WHAT IS ASKED: Repeat every record below exactly, leaving out the pictures.

Data listing

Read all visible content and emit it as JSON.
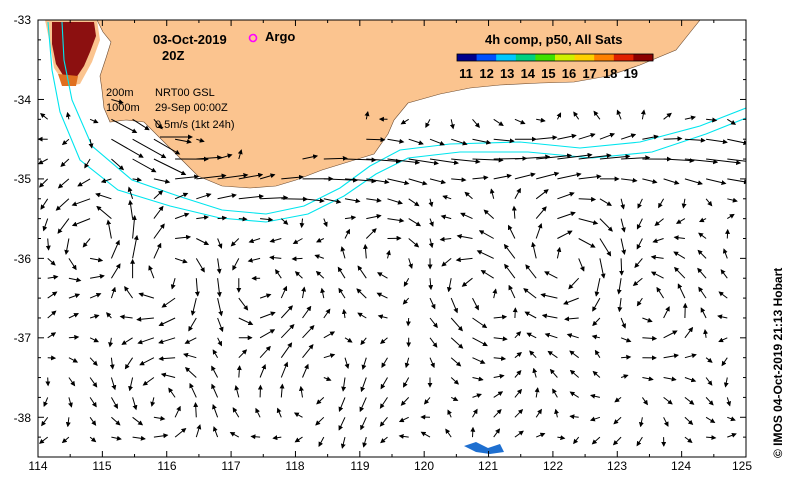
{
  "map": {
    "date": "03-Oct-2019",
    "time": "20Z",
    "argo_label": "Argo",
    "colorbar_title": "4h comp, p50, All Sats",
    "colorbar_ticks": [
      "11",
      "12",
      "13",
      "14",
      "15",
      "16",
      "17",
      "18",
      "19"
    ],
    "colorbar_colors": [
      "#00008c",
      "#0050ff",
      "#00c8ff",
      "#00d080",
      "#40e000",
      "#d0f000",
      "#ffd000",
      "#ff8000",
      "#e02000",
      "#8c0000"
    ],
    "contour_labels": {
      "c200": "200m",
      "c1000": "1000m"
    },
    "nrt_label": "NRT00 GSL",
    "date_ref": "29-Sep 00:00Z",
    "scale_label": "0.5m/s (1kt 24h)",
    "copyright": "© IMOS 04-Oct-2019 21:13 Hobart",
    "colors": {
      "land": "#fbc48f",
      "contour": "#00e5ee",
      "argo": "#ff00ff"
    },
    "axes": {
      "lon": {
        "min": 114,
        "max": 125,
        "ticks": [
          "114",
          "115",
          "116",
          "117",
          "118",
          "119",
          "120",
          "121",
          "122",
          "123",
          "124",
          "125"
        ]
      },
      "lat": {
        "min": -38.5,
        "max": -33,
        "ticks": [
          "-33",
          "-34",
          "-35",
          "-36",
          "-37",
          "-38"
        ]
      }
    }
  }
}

RESULT FOR THIS TASK:
Read all visible content and emit it as JSON.
{
  "map": {
    "date": "03-Oct-2019",
    "time": "20Z",
    "argo_label": "Argo",
    "colorbar_title": "4h comp, p50, All Sats",
    "colorbar_ticks": [
      "11",
      "12",
      "13",
      "14",
      "15",
      "16",
      "17",
      "18",
      "19"
    ],
    "colorbar_colors": [
      "#00008c",
      "#0050ff",
      "#00c8ff",
      "#00d080",
      "#40e000",
      "#d0f000",
      "#ffd000",
      "#ff8000",
      "#e02000",
      "#8c0000"
    ],
    "contour_labels": {
      "c200": "200m",
      "c1000": "1000m"
    },
    "nrt_label": "NRT00 GSL",
    "date_ref": "29-Sep 00:00Z",
    "scale_label": "0.5m/s (1kt 24h)",
    "copyright": "© IMOS 04-Oct-2019 21:13 Hobart",
    "colors": {
      "land": "#fbc48f",
      "contour": "#00e5ee",
      "argo": "#ff00ff"
    },
    "axes": {
      "lon": {
        "min": 114,
        "max": 125,
        "ticks": [
          "114",
          "115",
          "116",
          "117",
          "118",
          "119",
          "120",
          "121",
          "122",
          "123",
          "124",
          "125"
        ]
      },
      "lat": {
        "min": -38.5,
        "max": -33,
        "ticks": [
          "-33",
          "-34",
          "-35",
          "-36",
          "-37",
          "-38"
        ]
      }
    }
  }
}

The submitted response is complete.